### Collection entries
++++++
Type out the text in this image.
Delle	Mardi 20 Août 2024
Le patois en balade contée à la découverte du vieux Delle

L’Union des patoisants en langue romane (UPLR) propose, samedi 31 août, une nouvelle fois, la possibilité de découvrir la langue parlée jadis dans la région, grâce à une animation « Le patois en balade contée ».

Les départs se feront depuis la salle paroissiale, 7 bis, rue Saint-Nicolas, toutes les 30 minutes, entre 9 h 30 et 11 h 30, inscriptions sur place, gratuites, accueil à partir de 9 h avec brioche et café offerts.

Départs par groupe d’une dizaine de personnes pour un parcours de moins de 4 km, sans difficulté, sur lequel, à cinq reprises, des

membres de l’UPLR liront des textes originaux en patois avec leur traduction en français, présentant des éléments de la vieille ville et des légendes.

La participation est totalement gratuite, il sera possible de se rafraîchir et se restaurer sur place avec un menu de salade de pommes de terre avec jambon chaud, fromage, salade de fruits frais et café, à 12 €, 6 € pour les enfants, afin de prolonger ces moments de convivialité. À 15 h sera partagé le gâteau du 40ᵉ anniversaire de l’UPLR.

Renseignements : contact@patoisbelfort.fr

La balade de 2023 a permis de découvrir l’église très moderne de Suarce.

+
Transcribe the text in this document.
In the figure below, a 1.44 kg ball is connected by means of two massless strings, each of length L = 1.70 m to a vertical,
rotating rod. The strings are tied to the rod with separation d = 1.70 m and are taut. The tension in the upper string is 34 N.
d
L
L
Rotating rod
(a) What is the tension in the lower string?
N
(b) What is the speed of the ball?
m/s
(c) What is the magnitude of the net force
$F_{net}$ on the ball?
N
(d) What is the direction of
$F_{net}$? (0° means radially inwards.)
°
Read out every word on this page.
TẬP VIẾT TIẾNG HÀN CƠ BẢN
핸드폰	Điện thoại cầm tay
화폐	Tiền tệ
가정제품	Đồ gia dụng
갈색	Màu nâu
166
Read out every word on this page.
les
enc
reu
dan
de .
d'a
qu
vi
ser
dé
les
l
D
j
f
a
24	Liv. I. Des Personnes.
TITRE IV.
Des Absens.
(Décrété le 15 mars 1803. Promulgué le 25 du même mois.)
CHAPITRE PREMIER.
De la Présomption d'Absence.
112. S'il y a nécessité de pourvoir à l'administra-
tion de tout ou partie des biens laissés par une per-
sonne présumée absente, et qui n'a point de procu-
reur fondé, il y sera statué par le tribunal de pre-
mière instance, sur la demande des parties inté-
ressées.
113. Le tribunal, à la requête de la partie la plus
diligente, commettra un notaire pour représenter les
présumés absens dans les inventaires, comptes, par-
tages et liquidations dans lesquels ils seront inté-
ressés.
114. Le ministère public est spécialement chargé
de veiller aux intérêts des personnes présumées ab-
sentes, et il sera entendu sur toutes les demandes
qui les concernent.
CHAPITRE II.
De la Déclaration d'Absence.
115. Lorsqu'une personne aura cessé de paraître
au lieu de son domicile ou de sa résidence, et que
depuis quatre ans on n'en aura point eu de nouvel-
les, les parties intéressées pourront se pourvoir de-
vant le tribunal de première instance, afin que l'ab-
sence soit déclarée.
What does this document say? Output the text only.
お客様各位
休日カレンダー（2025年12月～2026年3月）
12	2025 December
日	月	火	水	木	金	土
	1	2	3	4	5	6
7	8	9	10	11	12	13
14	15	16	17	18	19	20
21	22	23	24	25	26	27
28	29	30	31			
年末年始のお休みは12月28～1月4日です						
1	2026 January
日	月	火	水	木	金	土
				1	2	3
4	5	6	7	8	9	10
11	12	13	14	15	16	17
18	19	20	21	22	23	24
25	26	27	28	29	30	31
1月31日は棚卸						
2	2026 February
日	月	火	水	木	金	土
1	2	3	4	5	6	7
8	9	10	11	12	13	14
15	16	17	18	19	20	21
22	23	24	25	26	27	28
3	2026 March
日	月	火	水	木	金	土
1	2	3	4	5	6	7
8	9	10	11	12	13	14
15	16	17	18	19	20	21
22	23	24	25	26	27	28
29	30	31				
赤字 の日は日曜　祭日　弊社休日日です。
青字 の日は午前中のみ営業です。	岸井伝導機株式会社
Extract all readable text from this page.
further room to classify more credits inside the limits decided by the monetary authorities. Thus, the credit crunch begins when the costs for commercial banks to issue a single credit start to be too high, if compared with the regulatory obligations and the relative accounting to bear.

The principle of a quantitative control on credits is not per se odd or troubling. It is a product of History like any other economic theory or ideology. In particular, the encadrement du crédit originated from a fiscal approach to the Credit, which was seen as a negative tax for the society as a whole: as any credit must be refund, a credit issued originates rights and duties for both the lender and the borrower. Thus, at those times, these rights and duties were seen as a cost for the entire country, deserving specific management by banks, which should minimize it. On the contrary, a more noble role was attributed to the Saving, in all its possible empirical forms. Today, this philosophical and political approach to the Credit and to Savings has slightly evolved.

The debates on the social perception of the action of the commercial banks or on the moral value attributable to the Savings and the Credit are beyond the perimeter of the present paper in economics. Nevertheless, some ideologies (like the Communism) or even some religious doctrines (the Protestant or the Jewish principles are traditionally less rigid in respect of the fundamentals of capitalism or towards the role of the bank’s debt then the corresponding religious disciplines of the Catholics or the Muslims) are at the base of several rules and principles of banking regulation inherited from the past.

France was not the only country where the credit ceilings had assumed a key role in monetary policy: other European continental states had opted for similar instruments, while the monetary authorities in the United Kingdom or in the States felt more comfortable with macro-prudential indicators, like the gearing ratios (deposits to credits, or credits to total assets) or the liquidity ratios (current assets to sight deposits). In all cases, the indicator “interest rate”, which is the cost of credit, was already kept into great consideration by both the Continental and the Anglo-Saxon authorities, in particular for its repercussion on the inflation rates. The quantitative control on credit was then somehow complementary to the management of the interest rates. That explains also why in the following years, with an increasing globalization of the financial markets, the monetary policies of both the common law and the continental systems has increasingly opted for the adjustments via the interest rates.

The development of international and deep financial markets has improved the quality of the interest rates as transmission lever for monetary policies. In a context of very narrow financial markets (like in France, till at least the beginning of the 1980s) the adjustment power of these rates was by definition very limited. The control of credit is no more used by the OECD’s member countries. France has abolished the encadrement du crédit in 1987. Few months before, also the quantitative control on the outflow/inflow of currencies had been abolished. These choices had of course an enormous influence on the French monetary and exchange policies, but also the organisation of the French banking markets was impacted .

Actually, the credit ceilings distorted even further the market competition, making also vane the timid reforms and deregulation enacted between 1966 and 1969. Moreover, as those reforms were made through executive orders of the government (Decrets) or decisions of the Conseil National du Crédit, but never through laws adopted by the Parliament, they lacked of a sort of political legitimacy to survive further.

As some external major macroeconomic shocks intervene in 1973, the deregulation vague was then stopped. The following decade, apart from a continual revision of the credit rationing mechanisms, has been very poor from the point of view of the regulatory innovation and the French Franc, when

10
++++++
### What to produce
Find and copy each line above that includes the string "document".

### Result
Transcribe the text in this document.
What does this document say? Output the text only.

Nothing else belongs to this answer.